REQUIREMENTS -> Reproduce all lines of the listing below in which the word "costs" occurs.

DATA PROVIDED ->
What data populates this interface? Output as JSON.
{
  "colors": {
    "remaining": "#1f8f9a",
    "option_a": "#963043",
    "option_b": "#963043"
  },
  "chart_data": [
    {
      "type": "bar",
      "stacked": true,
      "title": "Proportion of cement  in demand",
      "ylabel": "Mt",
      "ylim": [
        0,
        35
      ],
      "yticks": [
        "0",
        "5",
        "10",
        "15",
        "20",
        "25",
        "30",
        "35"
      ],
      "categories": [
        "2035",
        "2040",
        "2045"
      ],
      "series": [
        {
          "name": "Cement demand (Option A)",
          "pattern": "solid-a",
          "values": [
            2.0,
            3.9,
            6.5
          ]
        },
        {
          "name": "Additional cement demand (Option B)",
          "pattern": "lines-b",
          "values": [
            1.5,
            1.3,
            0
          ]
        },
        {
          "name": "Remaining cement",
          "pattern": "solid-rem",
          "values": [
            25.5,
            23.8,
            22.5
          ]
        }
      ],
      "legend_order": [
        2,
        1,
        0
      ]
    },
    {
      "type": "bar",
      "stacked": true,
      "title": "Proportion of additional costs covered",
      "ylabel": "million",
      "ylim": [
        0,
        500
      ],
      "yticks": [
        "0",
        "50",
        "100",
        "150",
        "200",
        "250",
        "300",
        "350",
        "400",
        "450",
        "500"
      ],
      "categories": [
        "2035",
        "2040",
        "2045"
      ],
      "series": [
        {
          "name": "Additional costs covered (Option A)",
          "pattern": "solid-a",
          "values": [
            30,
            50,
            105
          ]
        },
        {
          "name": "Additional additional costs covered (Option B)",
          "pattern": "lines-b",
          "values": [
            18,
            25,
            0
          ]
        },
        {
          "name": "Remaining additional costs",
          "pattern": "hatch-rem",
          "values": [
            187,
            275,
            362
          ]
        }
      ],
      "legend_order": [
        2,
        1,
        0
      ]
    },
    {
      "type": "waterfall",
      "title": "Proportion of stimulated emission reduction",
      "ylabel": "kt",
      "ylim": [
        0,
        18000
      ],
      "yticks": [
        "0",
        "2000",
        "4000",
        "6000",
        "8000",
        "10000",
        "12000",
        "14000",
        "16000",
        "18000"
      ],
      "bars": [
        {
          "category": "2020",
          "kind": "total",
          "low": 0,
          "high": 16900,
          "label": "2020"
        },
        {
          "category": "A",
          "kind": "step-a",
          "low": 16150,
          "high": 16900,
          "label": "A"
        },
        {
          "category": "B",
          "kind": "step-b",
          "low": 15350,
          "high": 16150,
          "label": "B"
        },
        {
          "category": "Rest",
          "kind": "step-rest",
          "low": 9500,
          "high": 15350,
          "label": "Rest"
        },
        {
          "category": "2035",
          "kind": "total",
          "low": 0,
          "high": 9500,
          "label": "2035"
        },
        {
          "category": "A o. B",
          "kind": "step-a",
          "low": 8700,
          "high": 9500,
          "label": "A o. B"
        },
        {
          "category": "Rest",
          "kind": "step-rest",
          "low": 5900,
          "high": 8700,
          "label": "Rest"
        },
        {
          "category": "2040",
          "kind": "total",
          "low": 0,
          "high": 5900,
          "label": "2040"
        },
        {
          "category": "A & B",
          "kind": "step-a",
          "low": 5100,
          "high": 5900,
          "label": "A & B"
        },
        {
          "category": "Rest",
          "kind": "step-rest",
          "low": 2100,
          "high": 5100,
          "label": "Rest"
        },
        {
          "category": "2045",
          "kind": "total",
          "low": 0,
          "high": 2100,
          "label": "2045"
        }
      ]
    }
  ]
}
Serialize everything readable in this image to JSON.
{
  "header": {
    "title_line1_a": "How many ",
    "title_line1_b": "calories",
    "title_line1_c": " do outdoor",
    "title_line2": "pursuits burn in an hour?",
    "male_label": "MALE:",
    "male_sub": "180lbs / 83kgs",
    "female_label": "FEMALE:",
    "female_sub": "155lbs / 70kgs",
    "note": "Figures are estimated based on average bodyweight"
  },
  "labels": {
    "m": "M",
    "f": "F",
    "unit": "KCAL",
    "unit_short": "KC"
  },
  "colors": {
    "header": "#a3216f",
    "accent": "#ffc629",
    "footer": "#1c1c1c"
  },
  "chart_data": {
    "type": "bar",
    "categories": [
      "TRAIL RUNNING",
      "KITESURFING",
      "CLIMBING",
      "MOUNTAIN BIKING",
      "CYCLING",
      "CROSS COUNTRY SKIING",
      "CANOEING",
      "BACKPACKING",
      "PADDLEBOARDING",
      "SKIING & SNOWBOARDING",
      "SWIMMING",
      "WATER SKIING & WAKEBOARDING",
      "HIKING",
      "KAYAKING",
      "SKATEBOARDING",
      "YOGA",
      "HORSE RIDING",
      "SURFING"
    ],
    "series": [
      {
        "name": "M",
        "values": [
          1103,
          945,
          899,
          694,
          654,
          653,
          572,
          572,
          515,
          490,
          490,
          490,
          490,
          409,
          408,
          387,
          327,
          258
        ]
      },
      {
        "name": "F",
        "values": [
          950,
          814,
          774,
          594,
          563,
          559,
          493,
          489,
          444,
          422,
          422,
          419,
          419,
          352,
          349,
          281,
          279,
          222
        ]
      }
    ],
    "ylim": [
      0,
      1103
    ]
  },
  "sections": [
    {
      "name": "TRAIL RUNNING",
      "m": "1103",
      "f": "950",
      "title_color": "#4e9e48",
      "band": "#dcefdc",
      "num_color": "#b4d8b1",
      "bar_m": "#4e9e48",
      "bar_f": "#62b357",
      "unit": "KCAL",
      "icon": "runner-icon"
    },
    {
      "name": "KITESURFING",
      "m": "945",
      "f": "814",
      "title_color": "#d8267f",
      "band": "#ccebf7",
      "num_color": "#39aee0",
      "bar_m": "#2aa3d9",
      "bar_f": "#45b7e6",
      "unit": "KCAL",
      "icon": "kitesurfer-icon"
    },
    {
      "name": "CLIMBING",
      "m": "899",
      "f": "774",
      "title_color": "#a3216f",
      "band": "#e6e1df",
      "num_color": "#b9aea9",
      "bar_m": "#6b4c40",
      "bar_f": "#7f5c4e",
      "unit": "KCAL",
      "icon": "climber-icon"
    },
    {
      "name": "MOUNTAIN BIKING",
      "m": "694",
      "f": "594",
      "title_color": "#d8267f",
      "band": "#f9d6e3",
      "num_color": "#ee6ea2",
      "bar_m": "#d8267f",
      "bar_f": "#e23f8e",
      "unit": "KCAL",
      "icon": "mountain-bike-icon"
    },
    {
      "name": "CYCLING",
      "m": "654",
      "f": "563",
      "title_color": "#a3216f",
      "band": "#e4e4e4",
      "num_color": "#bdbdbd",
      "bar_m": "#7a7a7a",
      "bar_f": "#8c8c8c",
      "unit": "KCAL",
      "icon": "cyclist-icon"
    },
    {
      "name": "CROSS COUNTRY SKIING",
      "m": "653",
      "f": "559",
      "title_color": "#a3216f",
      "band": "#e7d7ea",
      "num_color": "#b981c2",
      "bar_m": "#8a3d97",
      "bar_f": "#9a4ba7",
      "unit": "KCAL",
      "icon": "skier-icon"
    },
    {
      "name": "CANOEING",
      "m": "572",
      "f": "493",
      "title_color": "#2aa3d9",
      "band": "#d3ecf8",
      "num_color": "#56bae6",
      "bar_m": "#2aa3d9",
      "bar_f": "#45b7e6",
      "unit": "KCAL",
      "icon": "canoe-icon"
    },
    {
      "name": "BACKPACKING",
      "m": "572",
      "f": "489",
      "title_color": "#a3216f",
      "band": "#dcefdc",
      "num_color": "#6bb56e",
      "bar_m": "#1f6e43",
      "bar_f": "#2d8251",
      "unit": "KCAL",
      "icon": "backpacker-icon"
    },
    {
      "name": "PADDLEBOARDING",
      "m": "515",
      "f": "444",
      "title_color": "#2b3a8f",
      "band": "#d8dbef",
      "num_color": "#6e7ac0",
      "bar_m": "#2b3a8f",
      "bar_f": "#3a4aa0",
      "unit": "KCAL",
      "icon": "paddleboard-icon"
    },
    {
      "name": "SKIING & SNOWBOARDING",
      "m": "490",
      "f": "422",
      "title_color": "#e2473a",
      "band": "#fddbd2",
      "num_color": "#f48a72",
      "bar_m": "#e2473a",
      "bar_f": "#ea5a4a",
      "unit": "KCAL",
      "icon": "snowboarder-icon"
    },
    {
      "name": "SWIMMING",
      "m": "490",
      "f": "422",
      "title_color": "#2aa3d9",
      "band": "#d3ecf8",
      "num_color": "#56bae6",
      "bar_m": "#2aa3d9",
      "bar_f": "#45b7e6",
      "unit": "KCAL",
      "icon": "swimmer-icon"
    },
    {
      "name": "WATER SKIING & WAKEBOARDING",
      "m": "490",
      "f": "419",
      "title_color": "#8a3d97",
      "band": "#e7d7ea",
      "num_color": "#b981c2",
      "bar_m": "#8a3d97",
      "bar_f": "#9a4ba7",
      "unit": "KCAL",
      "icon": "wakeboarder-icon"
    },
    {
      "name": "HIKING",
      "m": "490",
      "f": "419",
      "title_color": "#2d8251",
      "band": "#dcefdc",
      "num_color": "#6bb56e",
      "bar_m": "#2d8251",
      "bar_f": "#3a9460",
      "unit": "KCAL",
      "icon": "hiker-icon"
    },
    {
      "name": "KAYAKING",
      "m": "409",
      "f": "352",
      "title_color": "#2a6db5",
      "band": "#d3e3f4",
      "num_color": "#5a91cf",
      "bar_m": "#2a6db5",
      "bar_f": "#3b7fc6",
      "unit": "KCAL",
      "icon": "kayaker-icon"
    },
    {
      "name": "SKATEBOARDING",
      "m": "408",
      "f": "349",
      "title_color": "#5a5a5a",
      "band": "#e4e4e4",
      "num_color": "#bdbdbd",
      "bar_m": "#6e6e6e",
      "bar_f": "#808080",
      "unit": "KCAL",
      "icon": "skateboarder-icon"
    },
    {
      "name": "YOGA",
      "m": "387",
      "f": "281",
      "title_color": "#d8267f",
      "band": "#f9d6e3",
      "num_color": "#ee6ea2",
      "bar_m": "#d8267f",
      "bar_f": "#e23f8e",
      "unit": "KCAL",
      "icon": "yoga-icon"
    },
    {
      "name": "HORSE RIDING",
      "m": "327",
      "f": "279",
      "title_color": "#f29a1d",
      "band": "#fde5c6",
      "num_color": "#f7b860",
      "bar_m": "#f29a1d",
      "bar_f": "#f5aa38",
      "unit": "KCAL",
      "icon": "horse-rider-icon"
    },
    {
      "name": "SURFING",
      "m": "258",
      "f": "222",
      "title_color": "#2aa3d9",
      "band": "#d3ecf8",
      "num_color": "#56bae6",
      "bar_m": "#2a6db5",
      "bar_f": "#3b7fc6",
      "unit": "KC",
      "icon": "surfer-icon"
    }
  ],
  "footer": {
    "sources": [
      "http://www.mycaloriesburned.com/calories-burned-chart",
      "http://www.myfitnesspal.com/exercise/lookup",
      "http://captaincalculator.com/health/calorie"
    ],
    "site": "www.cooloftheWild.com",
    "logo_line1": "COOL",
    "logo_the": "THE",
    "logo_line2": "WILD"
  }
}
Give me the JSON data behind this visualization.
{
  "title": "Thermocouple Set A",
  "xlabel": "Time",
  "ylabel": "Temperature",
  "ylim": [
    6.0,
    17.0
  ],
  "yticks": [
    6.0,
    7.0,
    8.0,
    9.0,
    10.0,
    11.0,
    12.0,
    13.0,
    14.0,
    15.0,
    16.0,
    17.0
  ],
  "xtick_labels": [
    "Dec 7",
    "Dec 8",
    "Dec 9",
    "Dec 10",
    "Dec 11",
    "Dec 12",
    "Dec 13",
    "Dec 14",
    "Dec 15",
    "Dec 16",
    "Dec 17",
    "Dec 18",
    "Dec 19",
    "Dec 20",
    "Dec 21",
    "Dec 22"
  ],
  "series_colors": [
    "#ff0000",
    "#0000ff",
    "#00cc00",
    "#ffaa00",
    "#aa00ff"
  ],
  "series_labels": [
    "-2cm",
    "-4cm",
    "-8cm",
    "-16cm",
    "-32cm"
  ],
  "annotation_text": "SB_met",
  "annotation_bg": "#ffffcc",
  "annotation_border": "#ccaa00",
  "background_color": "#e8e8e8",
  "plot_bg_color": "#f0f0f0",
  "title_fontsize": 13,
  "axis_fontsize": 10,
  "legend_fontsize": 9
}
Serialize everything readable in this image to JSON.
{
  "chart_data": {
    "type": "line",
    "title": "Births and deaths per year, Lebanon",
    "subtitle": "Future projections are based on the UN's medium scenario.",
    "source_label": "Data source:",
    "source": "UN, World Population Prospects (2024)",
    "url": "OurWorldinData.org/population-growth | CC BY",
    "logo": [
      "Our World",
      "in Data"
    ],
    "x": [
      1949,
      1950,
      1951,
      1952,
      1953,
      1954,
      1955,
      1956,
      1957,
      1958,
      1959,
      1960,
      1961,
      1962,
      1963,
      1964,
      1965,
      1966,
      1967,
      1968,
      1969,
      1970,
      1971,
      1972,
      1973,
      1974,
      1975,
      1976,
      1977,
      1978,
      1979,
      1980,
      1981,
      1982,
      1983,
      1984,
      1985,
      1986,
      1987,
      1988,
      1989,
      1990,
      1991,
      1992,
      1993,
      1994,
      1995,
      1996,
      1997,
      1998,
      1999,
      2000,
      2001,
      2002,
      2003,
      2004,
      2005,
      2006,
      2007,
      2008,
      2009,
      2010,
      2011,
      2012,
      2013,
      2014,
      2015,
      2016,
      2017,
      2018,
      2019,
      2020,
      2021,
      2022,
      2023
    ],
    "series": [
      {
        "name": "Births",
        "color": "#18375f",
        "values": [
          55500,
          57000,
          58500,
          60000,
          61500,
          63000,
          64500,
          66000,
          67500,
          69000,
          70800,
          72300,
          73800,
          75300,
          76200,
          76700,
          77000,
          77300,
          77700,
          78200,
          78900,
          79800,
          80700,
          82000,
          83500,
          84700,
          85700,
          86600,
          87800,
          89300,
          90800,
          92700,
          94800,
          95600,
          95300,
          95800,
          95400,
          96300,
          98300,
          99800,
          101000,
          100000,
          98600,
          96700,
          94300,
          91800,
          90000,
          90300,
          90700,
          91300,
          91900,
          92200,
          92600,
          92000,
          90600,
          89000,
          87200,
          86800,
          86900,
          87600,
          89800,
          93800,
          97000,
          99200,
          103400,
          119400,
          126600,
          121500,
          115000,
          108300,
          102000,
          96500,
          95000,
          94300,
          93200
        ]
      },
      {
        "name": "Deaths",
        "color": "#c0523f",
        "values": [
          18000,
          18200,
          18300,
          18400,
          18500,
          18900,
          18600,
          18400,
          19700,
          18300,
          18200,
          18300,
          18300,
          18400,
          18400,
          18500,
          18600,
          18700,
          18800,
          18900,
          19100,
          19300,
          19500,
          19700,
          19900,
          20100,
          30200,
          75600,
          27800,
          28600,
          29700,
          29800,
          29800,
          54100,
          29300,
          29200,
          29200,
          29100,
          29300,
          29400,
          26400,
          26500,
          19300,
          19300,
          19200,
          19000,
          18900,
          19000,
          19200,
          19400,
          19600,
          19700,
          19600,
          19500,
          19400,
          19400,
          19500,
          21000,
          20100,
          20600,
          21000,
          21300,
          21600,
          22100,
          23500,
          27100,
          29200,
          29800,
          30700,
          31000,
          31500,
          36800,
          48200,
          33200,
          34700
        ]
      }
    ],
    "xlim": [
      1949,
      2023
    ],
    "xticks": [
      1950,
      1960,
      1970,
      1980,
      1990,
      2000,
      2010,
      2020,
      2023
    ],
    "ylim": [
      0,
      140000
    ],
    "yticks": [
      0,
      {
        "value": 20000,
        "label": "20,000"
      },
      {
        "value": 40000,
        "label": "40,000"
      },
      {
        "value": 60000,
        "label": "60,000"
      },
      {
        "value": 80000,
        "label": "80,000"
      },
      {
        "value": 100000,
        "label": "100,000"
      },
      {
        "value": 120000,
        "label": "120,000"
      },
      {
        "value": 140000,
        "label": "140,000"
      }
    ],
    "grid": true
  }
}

SOLVED PROBLEM ->
      "title": "Proportion of additional costs covered",
          "name": "Additional costs covered (Option A)",
          "name": "Additional additional costs covered (Option B)",
          "name": "Remaining additional costs",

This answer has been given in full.